Work to complete
Return the whole listing exactly as it stands.

═══ Data lines ═══

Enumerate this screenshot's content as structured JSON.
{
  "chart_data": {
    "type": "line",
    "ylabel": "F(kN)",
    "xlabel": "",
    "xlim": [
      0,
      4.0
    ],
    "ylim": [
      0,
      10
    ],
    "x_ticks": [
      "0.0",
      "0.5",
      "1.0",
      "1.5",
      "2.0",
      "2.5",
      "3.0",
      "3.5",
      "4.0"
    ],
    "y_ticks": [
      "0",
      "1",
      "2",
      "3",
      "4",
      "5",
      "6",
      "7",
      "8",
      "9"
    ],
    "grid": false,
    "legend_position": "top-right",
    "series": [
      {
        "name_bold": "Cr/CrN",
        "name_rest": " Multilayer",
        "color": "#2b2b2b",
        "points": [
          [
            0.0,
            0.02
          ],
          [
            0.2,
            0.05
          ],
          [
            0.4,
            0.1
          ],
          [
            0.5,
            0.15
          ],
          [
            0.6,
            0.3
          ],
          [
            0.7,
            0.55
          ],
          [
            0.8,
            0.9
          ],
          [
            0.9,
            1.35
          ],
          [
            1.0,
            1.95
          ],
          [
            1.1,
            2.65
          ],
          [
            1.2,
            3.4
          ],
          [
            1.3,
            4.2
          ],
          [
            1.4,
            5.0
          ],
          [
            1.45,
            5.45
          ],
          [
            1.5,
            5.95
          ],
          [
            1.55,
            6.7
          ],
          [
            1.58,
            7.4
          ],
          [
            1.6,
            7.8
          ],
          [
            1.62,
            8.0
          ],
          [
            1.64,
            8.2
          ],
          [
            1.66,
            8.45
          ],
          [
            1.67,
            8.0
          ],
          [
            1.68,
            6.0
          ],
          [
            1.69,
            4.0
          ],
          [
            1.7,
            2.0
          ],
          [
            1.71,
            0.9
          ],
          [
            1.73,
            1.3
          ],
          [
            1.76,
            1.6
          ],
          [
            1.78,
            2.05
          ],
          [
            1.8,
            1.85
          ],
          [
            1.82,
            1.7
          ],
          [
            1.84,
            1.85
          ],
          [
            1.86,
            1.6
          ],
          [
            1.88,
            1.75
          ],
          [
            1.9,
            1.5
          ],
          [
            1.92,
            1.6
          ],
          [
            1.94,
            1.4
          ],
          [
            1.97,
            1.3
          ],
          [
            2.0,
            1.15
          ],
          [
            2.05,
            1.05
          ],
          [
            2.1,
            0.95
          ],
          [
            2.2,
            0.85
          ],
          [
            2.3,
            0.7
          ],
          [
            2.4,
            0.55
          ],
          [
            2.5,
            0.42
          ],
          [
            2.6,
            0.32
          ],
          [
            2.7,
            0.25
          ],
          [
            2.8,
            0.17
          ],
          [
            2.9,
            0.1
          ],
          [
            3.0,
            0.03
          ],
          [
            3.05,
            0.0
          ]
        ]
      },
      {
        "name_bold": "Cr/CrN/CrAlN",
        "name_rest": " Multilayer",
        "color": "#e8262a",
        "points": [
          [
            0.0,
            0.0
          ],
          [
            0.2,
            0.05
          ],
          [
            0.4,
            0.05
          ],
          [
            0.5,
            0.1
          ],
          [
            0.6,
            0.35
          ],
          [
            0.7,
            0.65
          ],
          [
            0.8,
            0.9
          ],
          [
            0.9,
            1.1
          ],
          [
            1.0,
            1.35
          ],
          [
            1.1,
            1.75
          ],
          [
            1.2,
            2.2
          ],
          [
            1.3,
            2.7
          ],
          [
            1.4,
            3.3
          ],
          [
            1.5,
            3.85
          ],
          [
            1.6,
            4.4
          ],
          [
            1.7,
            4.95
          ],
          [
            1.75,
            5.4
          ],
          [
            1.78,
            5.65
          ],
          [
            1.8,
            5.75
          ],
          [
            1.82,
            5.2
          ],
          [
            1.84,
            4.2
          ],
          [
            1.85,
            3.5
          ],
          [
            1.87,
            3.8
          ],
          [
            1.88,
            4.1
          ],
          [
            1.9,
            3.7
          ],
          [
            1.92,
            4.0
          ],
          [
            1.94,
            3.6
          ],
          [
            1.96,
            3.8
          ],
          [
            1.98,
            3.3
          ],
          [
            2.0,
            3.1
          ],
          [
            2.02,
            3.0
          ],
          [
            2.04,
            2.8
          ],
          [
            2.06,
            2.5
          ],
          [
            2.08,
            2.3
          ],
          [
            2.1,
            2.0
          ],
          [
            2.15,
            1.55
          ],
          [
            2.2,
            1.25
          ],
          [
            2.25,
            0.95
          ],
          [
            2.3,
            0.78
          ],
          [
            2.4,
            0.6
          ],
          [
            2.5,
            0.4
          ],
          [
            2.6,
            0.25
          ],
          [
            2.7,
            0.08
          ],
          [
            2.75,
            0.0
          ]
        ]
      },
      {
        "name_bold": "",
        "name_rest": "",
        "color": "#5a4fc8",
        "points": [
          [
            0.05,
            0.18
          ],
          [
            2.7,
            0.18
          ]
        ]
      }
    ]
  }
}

═══

Expected answer
Enumerate this screenshot's content as structured JSON.
{
  "chart_data": {
    "type": "line",
    "ylabel": "F(kN)",
    "xlabel": "",
    "xlim": [
      0,
      4.0
    ],
    "ylim": [
      0,
      10
    ],
    "x_ticks": [
      "0.0",
      "0.5",
      "1.0",
      "1.5",
      "2.0",
      "2.5",
      "3.0",
      "3.5",
      "4.0"
    ],
    "y_ticks": [
      "0",
      "1",
      "2",
      "3",
      "4",
      "5",
      "6",
      "7",
      "8",
      "9"
    ],
    "grid": false,
    "legend_position": "top-right",
    "series": [
      {
        "name_bold": "Cr/CrN",
        "name_rest": " Multilayer",
        "color": "#2b2b2b",
        "points": [
          [
            0.0,
            0.02
          ],
          [
            0.2,
            0.05
          ],
          [
            0.4,
            0.1
          ],
          [
            0.5,
            0.15
          ],
          [
            0.6,
            0.3
          ],
          [
            0.7,
            0.55
          ],
          [
            0.8,
            0.9
          ],
          [
            0.9,
            1.35
          ],
          [
            1.0,
            1.95
          ],
          [
            1.1,
            2.65
          ],
          [
            1.2,
            3.4
          ],
          [
            1.3,
            4.2
          ],
          [
            1.4,
            5.0
          ],
          [
            1.45,
            5.45
          ],
          [
            1.5,
            5.95
          ],
          [
            1.55,
            6.7
          ],
          [
            1.58,
            7.4
          ],
          [
            1.6,
            7.8
          ],
          [
            1.62,
            8.0
          ],
          [
            1.64,
            8.2
          ],
          [
            1.66,
            8.45
          ],
          [
            1.67,
            8.0
          ],
          [
            1.68,
            6.0
          ],
          [
            1.69,
            4.0
          ],
          [
            1.7,
            2.0
          ],
          [
            1.71,
            0.9
          ],
          [
            1.73,
            1.3
          ],
          [
            1.76,
            1.6
          ],
          [
            1.78,
            2.05
          ],
          [
            1.8,
            1.85
          ],
          [
            1.82,
            1.7
          ],
          [
            1.84,
            1.85
          ],
          [
            1.86,
            1.6
          ],
          [
            1.88,
            1.75
          ],
          [
            1.9,
            1.5
          ],
          [
            1.92,
            1.6
          ],
          [
            1.94,
            1.4
          ],
          [
            1.97,
            1.3
          ],
          [
            2.0,
            1.15
          ],
          [
            2.05,
            1.05
          ],
          [
            2.1,
            0.95
          ],
          [
            2.2,
            0.85
          ],
          [
            2.3,
            0.7
          ],
          [
            2.4,
            0.55
          ],
          [
            2.5,
            0.42
          ],
          [
            2.6,
            0.32
          ],
          [
            2.7,
            0.25
          ],
          [
            2.8,
            0.17
          ],
          [
            2.9,
            0.1
          ],
          [
            3.0,
            0.03
          ],
          [
            3.05,
            0.0
          ]
        ]
      },
      {
        "name_bold": "Cr/CrN/CrAlN",
        "name_rest": " Multilayer",
        "color": "#e8262a",
        "points": [
          [
            0.0,
            0.0
          ],
          [
            0.2,
            0.05
          ],
          [
            0.4,
            0.05
          ],
          [
            0.5,
            0.1
          ],
          [
            0.6,
            0.35
          ],
          [
            0.7,
            0.65
          ],
          [
            0.8,
            0.9
          ],
          [
            0.9,
            1.1
          ],
          [
            1.0,
            1.35
          ],
          [
            1.1,
            1.75
          ],
          [
            1.2,
            2.2
          ],
          [
            1.3,
            2.7
          ],
          [
            1.4,
            3.3
          ],
          [
            1.5,
            3.85
          ],
          [
            1.6,
            4.4
          ],
          [
            1.7,
            4.95
          ],
          [
            1.75,
            5.4
          ],
          [
            1.78,
            5.65
          ],
          [
            1.8,
            5.75
          ],
          [
            1.82,
            5.2
          ],
          [
            1.84,
            4.2
          ],
          [
            1.85,
            3.5
          ],
          [
            1.87,
            3.8
          ],
          [
            1.88,
            4.1
          ],
          [
            1.9,
            3.7
          ],
          [
            1.92,
            4.0
          ],
          [
            1.94,
            3.6
          ],
          [
            1.96,
            3.8
          ],
          [
            1.98,
            3.3
          ],
          [
            2.0,
            3.1
          ],
          [
            2.02,
            3.0
          ],
          [
            2.04,
            2.8
          ],
          [
            2.06,
            2.5
          ],
          [
            2.08,
            2.3
          ],
          [
            2.1,
            2.0
          ],
          [
            2.15,
            1.55
          ],
          [
            2.2,
            1.25
          ],
          [
            2.25,
            0.95
          ],
          [
            2.3,
            0.78
          ],
          [
            2.4,
            0.6
          ],
          [
            2.5,
            0.4
          ],
          [
            2.6,
            0.25
          ],
          [
            2.7,
            0.08
          ],
          [
            2.75,
            0.0
          ]
        ]
      },
      {
        "name_bold": "",
        "name_rest": "",
        "color": "#5a4fc8",
        "points": [
          [
            0.05,
            0.18
          ],
          [
            2.7,
            0.18
          ]
        ]
      }
    ]
  }
}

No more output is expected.